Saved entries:
§
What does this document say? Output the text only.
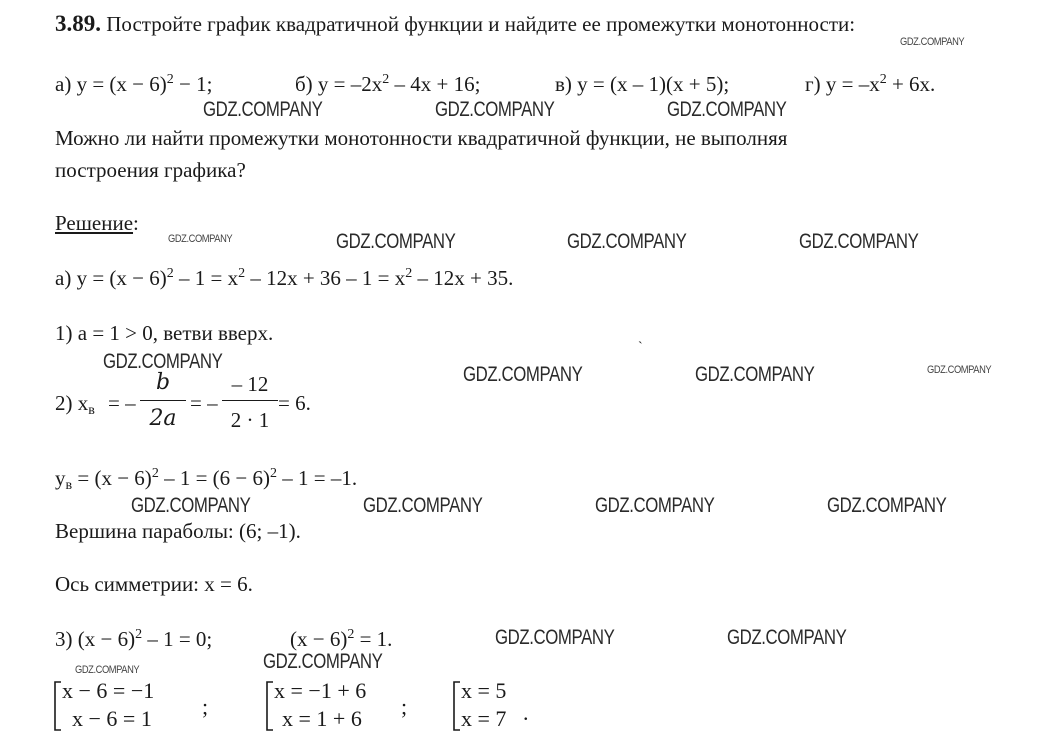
3.89. Постройте график квадратичной функции и найдите ее промежутки монотонности:
а) $у = (х - 6)^2 - 1$;	б) $у = -2х^2 - 4х + 16$;	в) у = (х – 1)(х + 5);	г) $у = -х^2 + 6х$.
Можно ли найти промежутки монотонности квадратичной функции, не выполняя
построения графика?
Решение:
а) $у = (х - 6)^2 - 1 = х^2 - 12х + 36 - 1 = х^2 - 12х + 35$.
1) а = 1 > 0, ветви вверх.
2) $х_в$ = –
b
2a
= –
– 12
2 · 1
= 6.
$у_в = (х - 6)^2 - 1 = (6 - 6)^2 - 1 = -1$.
Вершина параболы: (6; –1).
Ось симметрии: х = 6.
3) $(х - 6)^2 - 1 = 0$;	$(х - 6)^2 = 1$.
х − 6 = −1
х − 6 = 1 ;
х = −1 + 6
х = 1 + 6 ;
х = 5
х = 7 .
ˋ
GDZ.COMPANY
GDZ.COMPANY	GDZ.COMPANY	GDZ.COMPANY
GDZ.COMPANY	GDZ.COMPANY	GDZ.COMPANY	GDZ.COMPANY
GDZ.COMPANY
GDZ.COMPANY	GDZ.COMPANY	GDZ.COMPANY
GDZ.COMPANY	GDZ.COMPANY	GDZ.COMPANY	GDZ.COMPANY
GDZ.COMPANY	GDZ.COMPANY
GDZ.COMPANY	GDZ.COMPANY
§
_DIRECTION:_ All entries are to be retyped exactly. Omit any embedded images.

_RESULT:_
What does this document say? Output the text only.
3.89. Постройте график квадратичной функции и найдите ее промежутки монотонности:
а) $у = (х - 6)^2 - 1$;	б) $у = -2х^2 - 4х + 16$;	в) у = (х – 1)(х + 5);	г) $у = -х^2 + 6х$.
Можно ли найти промежутки монотонности квадратичной функции, не выполняя
построения графика?
Решение:
а) $у = (х - 6)^2 - 1 = х^2 - 12х + 36 - 1 = х^2 - 12х + 35$.
1) а = 1 > 0, ветви вверх.
2) $х_в$ = –
b
2a
= –
– 12
2 · 1
= 6.
$у_в = (х - 6)^2 - 1 = (6 - 6)^2 - 1 = -1$.
Вершина параболы: (6; –1).
Ось симметрии: х = 6.
3) $(х - 6)^2 - 1 = 0$;	$(х - 6)^2 = 1$.
х − 6 = −1
х − 6 = 1 ;
х = −1 + 6
х = 1 + 6 ;
х = 5
х = 7 .
ˋ
GDZ.COMPANY
GDZ.COMPANY	GDZ.COMPANY	GDZ.COMPANY
GDZ.COMPANY	GDZ.COMPANY	GDZ.COMPANY	GDZ.COMPANY
GDZ.COMPANY
GDZ.COMPANY	GDZ.COMPANY	GDZ.COMPANY
GDZ.COMPANY	GDZ.COMPANY	GDZ.COMPANY	GDZ.COMPANY
GDZ.COMPANY	GDZ.COMPANY
GDZ.COMPANY	GDZ.COMPANY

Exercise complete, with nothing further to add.